**Exercise data:**
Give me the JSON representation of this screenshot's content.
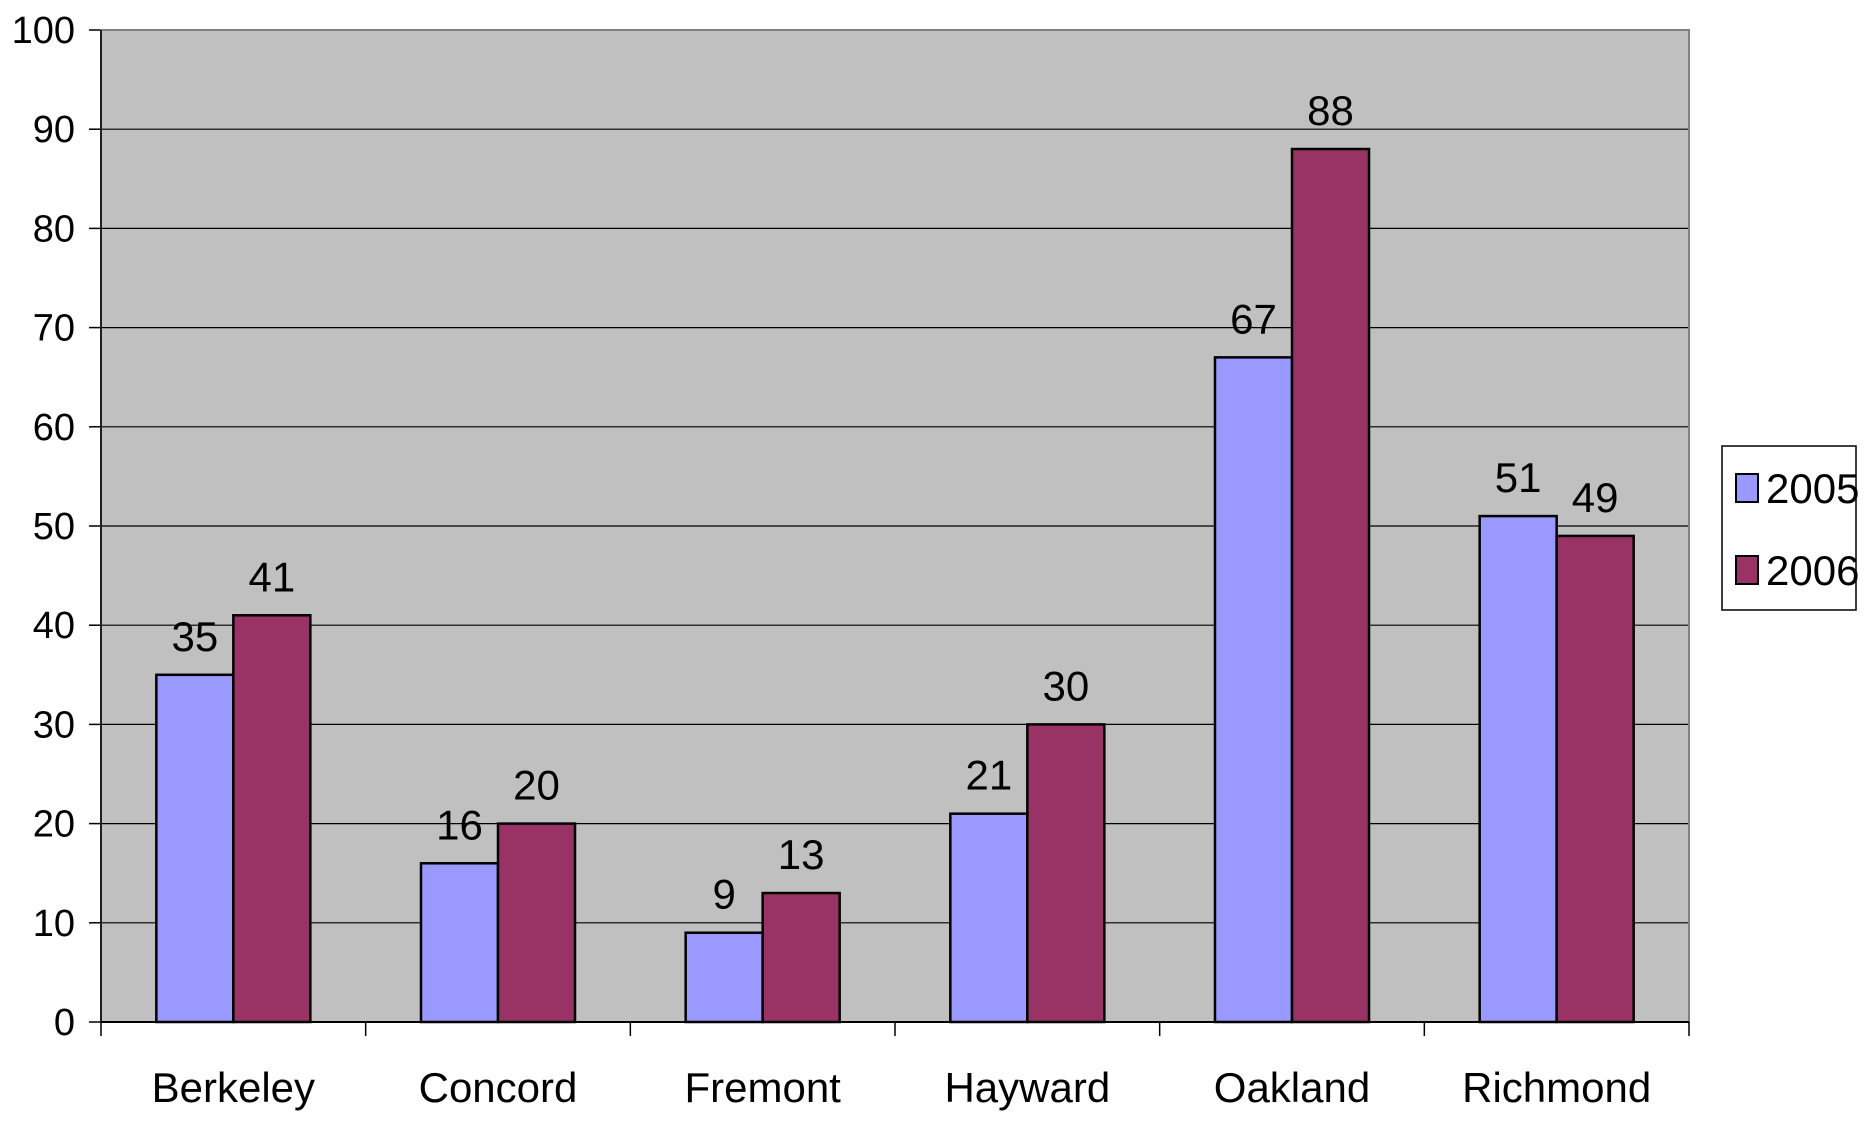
{
  "chart_data": {
    "type": "bar",
    "categories": [
      "Berkeley",
      "Concord",
      "Fremont",
      "Hayward",
      "Oakland",
      "Richmond"
    ],
    "series": [
      {
        "name": "2005",
        "values": [
          35,
          16,
          9,
          21,
          67,
          51
        ],
        "color": "#9999FF"
      },
      {
        "name": "2006",
        "values": [
          41,
          20,
          13,
          30,
          88,
          49
        ],
        "color": "#993366"
      }
    ],
    "ylim": [
      0,
      100
    ],
    "yticks": [
      0,
      10,
      20,
      30,
      40,
      50,
      60,
      70,
      80,
      90,
      100
    ],
    "grid": true,
    "legend_position": "right",
    "plot_background": "#C0C0C0",
    "title": "",
    "xlabel": "",
    "ylabel": ""
  }
}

**Written exercise:** Give back all entries exactly. No pictures belong in the copy.

**The completed task:**
Give me the JSON representation of this screenshot's content.
{
  "chart_data": {
    "type": "bar",
    "categories": [
      "Berkeley",
      "Concord",
      "Fremont",
      "Hayward",
      "Oakland",
      "Richmond"
    ],
    "series": [
      {
        "name": "2005",
        "values": [
          35,
          16,
          9,
          21,
          67,
          51
        ],
        "color": "#9999FF"
      },
      {
        "name": "2006",
        "values": [
          41,
          20,
          13,
          30,
          88,
          49
        ],
        "color": "#993366"
      }
    ],
    "ylim": [
      0,
      100
    ],
    "yticks": [
      0,
      10,
      20,
      30,
      40,
      50,
      60,
      70,
      80,
      90,
      100
    ],
    "grid": true,
    "legend_position": "right",
    "plot_background": "#C0C0C0",
    "title": "",
    "xlabel": "",
    "ylabel": ""
  }
}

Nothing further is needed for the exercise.